>>>>>

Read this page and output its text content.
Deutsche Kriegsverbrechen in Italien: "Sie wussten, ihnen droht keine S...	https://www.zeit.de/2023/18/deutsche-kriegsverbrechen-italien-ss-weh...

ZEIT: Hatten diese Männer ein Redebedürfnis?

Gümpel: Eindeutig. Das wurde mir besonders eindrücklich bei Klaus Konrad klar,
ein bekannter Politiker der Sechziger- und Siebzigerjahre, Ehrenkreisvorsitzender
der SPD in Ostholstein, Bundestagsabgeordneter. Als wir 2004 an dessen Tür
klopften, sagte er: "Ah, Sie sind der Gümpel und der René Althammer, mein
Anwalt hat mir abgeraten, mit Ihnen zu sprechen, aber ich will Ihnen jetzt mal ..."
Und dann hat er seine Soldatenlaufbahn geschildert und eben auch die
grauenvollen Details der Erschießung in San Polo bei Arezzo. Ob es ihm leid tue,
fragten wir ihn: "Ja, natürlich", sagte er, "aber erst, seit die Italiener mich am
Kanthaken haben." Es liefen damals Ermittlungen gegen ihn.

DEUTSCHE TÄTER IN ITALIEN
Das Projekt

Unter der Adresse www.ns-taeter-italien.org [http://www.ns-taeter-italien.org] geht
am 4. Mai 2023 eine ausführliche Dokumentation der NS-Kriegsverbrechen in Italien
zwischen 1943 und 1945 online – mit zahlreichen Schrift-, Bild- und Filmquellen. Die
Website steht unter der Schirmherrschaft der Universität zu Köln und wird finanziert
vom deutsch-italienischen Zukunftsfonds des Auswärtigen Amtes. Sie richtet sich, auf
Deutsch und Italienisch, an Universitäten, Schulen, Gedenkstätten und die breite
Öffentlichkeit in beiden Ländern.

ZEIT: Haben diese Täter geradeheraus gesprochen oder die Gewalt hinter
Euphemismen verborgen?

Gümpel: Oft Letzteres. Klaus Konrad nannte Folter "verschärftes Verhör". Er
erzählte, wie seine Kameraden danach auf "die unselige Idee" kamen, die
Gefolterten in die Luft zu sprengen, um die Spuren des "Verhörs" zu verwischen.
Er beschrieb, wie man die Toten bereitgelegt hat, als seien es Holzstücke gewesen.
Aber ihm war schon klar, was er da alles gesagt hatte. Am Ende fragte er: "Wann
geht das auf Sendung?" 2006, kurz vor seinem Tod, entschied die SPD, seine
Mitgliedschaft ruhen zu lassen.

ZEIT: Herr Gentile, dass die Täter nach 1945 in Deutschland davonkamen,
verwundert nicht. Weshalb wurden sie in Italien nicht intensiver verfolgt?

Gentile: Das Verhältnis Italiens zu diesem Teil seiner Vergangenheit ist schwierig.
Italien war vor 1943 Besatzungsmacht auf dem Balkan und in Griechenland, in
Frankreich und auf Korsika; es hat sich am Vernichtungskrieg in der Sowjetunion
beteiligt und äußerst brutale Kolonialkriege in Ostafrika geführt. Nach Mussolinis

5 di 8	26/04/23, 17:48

<<<<<

What to do - Using the records above, list each line that includes "Konrad".

Reply -
Gümpel: Eindeutig. Das wurde mir besonders eindrücklich bei Klaus Konrad klar,
Gümpel: Oft Letzteres. Klaus Konrad nannte Folter "verschärftes Verhör". Er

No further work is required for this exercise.